Records from a collection of figures »
★ ★ ★

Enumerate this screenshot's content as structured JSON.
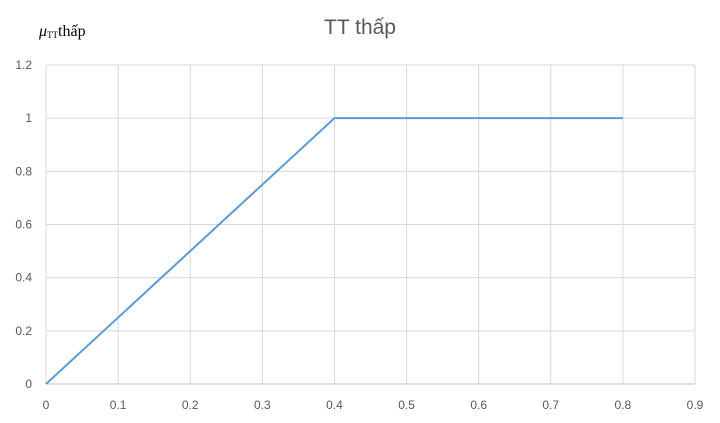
{
  "chart_data": {
    "type": "line",
    "title": "TT thấp",
    "ylabel": {
      "symbol": "μ",
      "subscript": "TT",
      "text": "thấp"
    },
    "xlabel": "",
    "xlim": [
      0,
      0.9
    ],
    "ylim": [
      0,
      1.2
    ],
    "x_ticks": [
      "0",
      "0.1",
      "0.2",
      "0.3",
      "0.4",
      "0.5",
      "0.6",
      "0.7",
      "0.8",
      "0.9"
    ],
    "y_ticks": [
      "0",
      "0.2",
      "0.4",
      "0.6",
      "0.8",
      "1",
      "1.2"
    ],
    "grid": true,
    "legend": "none",
    "series": [
      {
        "x": [
          0,
          0.4,
          0.8
        ],
        "y": [
          0,
          1,
          1
        ],
        "color": "#5B9BD5"
      }
    ]
  }
}
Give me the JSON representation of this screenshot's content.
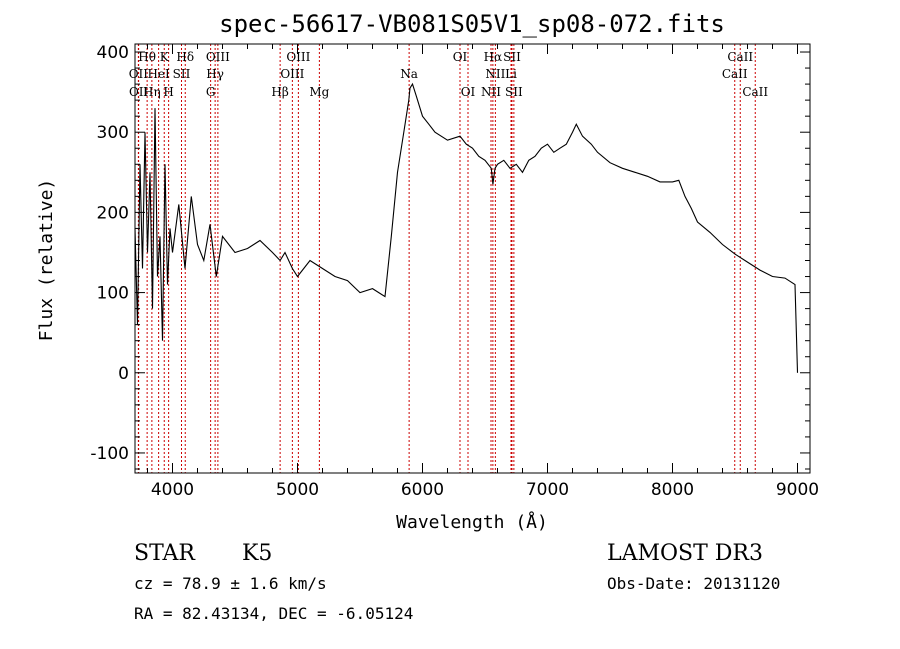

★ ★ ★

Task statement » Every line that holds the word "JSON" should be extracted.

Complete output »
Enumerate this screenshot's content as structured JSON.
Give me the JSON representation of this screenshot's content.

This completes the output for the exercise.